═══ PROVIDED RECORDS

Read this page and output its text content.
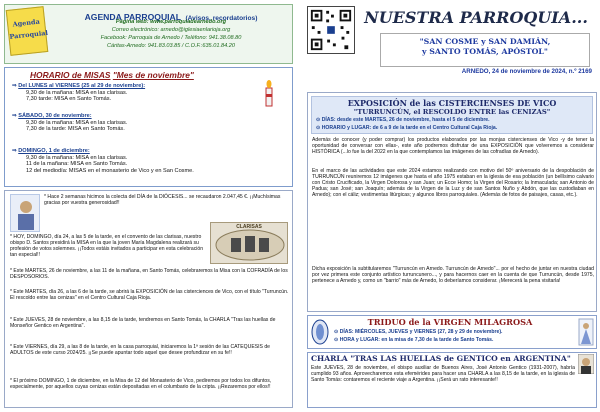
Agenda
Parroquial
AGENDA PARROQUIAL (Avisos, recordatorios)
Página web: www.parroquiadearnedo.org
Correo electrónico: arnedo@iglesiaenlarioja.org
Facebook: Parroquia de Arnedo / Teléfono: 941.38.08.80
Cáritas-Arnedo: 941.83.03.85 / C.O.F.:635.01.84.20
HORARIO de MISAS "Mes de noviembre"
⇒ Del LUNES al VIERNES (25 al 29 de noviembre):
9,30 de la mañana: MISA en las clarisas.
7,30 tarde: MISA en Santo Tomás.
⇒ SÁBADO, 30 de noviembre:
9,30 de la mañana: MISA en las clarisas.
7,30 de la tarde: MISA en Santo Tomás.
⇒ DOMINGO, 1 de diciembre:
9,30 de la mañana: MISA en las clarisas.
11 de la mañana: MISA en Santo Tomás.
12 del mediodía: MISAS en el monasterio de Vico y en San Cosme.
* Hace 2 semanas hicimos la colecta del DÍA de la DIÓCESIS... se recaudaron 2.047,45 €. ¡¡Muchísimas gracias por vuestra generosidad!!
CLARISAS
* HOY, DOMINGO, día 24, a las 5 de la tarde, en el convento de las clarisas, nuestro obispo D. Santos presidirá la MISA en la que la joven María Magdalena realizará su profesión de votos solemnes. ¡¡Todos estáis invitados a participar en esta celebración tan especial!!
* Este MARTES, 26 de noviembre, a las 11 de la mañana, en Santo Tomás, celebraremos la Misa con la COFRADÍA de los DESPOSORIOS.
* Este MARTES, día 26, a las 6 de la tarde, se abrirá la EXPOSICIÓN de las cisterciences de Vico, con el título "Turruncún. El rescoldo entre las cenizas" en el Centro Cultural Caja Rioja.
* Este JUEVES, 28 de noviembre, a las 8,15 de la tarde, tendremos en Santo Tomás, la CHARLA "Tras las huellas de Monseñor Gentico en Argentina".
* Este VIERNES, día 29, a las 8 de la tarde, en la casa parroquial, iniciaremos la 1ª sesión de las CATEQUESIS de ADULTOS de este curso 2024/25. ¡¡Se puede apuntar todo aquel que desee profundizar en su fe!!
* El próximo DOMINGO, 1 de diciembre, en la Misa de 12 del Monasterio de Vico, pediremos por todos los difuntos, especialmente, por aquellos cuyas cenizas están depositadas en el columbario de la cripta. ¡¡Rezaremos por ellos!!
NUESTRA PARROQUIA...
"SAN COSME y SAN DAMIÁN,
y SANTO TOMÁS, APÓSTOL"
ARNEDO, 24 de noviembre de 2024, n.º 2169
EXPOSICIÓN de las CISTERCIENSES DE VICO
"TURRUNCÚN, el RESCOLDO ENTRE las CENIZAS"
⊙ DÍAS: desde este MARTES, 26 de noviembre, hasta el 5 de diciembre.
⊙ HORARIO y LUGAR: de 6 a 9 de la tarde en el Centro Cultural Caja Rioja.
Además de conocer (y poder comprar) los productos elaborados por las monjas cistercienses de Vico -y de tener la oportunidad de conversar con ellas-, este año podremos disfrutar de una EXPOSICIÓN que volveremos a considerar HISTÓRICA (...lo fue la del 2022 en la que contemplamos las imágenes de las cofradías de Arnedo).
En el marco de las actividades que este 2024 estamos realizando con motivo del 50º aniversario de la despoblación de TURRUNCÚN reuniremos 12 imágenes que hasta el año 1975 estaban en la iglesia de esa población (un bellísimo calvario con Cristo Crucificado, la Virgen Dolorosa y san Juan; un Ecce Homo; la Virgen del Rosario; la Inmaculada; san Antonio de Padua; san José; san Joaquín; además de la Virgen de la Luz y de san Santos Nuño y Abdón, que las custodiaban en Arnedo); con el cáliz; vestimentas litúrgicas; y algunos libros parroquiales. (Además de fotos de paisajes, casas, etc.).
Dicha exposición la subtitularemos "Turruncún en Arnedo. Turruncún de Arnedo"... por el hecho de juntar en nuestra ciudad por vez primera este conjunto artístico turruncunero..., y para hacernos caer en la cuenta de que Turruncún, desde 1975, pertenece a Arnedo y, como un "barrio" más de Arnedo, lo deberíamos considerar. ¡Merecerá la pena visitarla!
TRIDUO de la VIRGEN MILAGROSA
⊙ DÍAS: MIÉRCOLES, JUEVES y VIERNES (27, 28 y 29 de noviembre).
⊙ HORA y LUGAR: en la misa de 7,30 de la tarde de Santo Tomás.
CHARLA "TRAS LAS HUELLAS de GENTICO en ARGENTINA"
Este JUEVES, 28 de noviembre, el obispo auxiliar de Buenos Aires, José Antonio Gentico (1931-2007), habría cumplido 93 años. Aprovecharemos esta efemérides para hacer una CHARLA a las 8,15 de la tarde, en la iglesia de Santo Tomás: contaremos el reciente viaje a Argentina. ¡¡Será un rato interesante!!
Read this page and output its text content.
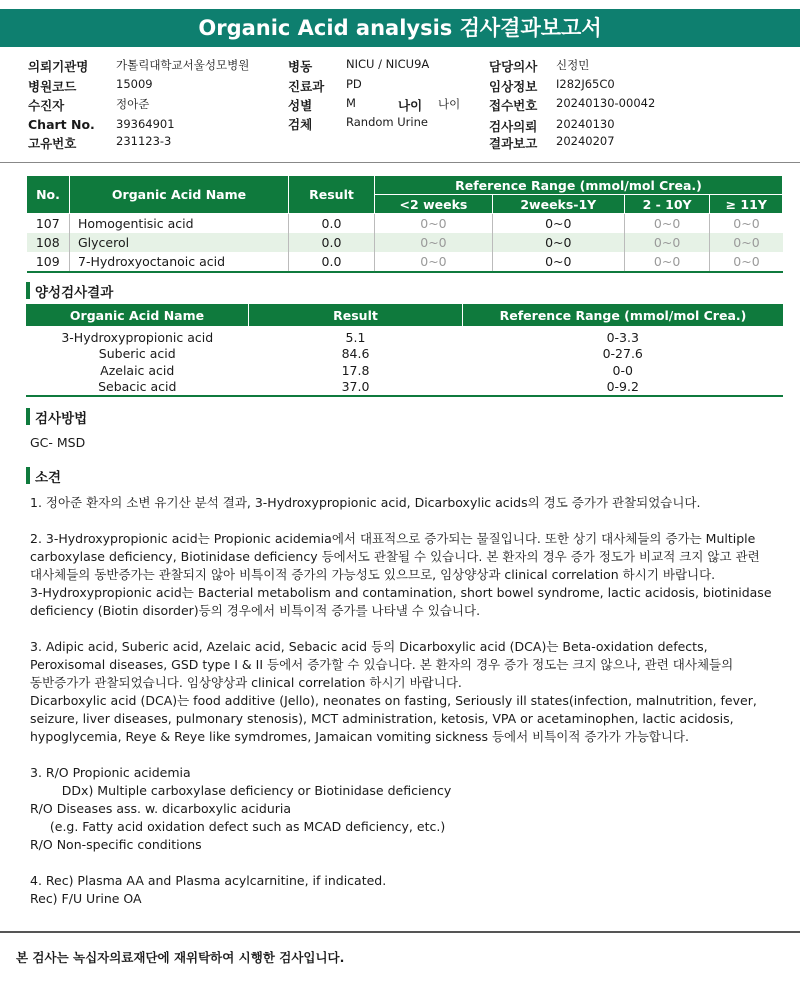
Organic Acid analysis 검사결과보고서
의뢰기관명 가톨릭대학교서울성모병원
병원코드	15009
수진자	정아준
Chart No. 39364901
고유번호	231123-3
병동	NICU / NICU9A
진료과 PD
성별	M	나이 나이
검체	Random Urine
담당의사 신정민
임상정보 I282J65C0
접수번호 20240130-00042
검사의뢰 20240130
결과보고 20240207
No.	Organic Acid Name	Result	Reference Range (mmol/mol Crea.)			
			<2 weeks	2weeks-1Y	2 - 10Y	≥ 11Y
107	Homogentisic acid	0.0	0~0	0~0	0~0	0~0
108	Glycerol	0.0	0~0	0~0	0~0	0~0
109	7-Hydroxyoctanoic acid	0.0	0~0	0~0	0~0	0~0
양성검사결과
Organic Acid Name	Result	Reference Range (mmol/mol Crea.)
3-Hydroxypropionic acid	5.1	0-3.3
Suberic acid	84.6	0-27.6
Azelaic acid	17.8	0-0
Sebacic acid	37.0	0-9.2
검사방법
GC- MSD
소견

1. 정아준 환자의 소변 유기산 분석 결과, 3-Hydroxypropionic acid, Dicarboxylic acids의 경도 증가가 관찰되었습니다.

2. 3-Hydroxypropionic acid는 Propionic acidemia에서 대표적으로 증가되는 물질입니다. 또한 상기 대사체들의 증가는 Multiple
carboxylase deficiency, Biotinidase deficiency 등에서도 관찰될 수 있습니다. 본 환자의 경우 증가 정도가 비교적 크지 않고 관련
대사체들의 동반증가는 관찰되지 않아 비특이적 증가의 가능성도 있으므로, 임상양상과 clinical correlation 하시기 바랍니다.
3-Hydroxypropionic acid는 Bacterial metabolism and contamination, short bowel syndrome, lactic acidosis, biotinidase
deficiency (Biotin disorder)등의 경우에서 비특이적 증가를 나타낼 수 있습니다.

3. Adipic acid, Suberic acid, Azelaic acid, Sebacic acid 등의 Dicarboxylic acid (DCA)는 Beta-oxidation defects,
Peroxisomal diseases, GSD type I & II 등에서 증가할 수 있습니다. 본 환자의 경우 증가 정도는 크지 않으나, 관련 대사체들의
동반증가가 관찰되었습니다. 임상양상과 clinical correlation 하시기 바랍니다.
Dicarboxylic acid (DCA)는 food additive (Jello), neonates on fasting, Seriously ill states(infection, malnutrition, fever,
seizure, liver diseases, pulmonary stenosis), MCT administration, ketosis, VPA or acetaminophen, lactic acidosis,
hypoglycemia, Reye & Reye like symdromes, Jamaican vomiting sickness 등에서 비특이적 증가가 가능합니다.

3. R/O Propionic acidemia
DDx) Multiple carboxylase deficiency or Biotinidase deficiency
R/O Diseases ass. w. dicarboxylic aciduria
(e.g. Fatty acid oxidation defect such as MCAD deficiency, etc.)
R/O Non-specific conditions

4. Rec) Plasma AA and Plasma acylcarnitine, if indicated.
Rec) F/U Urine OA

본 검사는 녹십자의료재단에 재위탁하여 시행한 검사입니다.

══════

_TASK TO COMPLETE_
Filter the entries down to the lines holding the string "Reference". Copy each of those lines.

_EXPECTED ANSWER_
No.	Organic Acid Name	Result	Reference Range (mmol/mol Crea.)			
Organic Acid Name	Result	Reference Range (mmol/mol Crea.)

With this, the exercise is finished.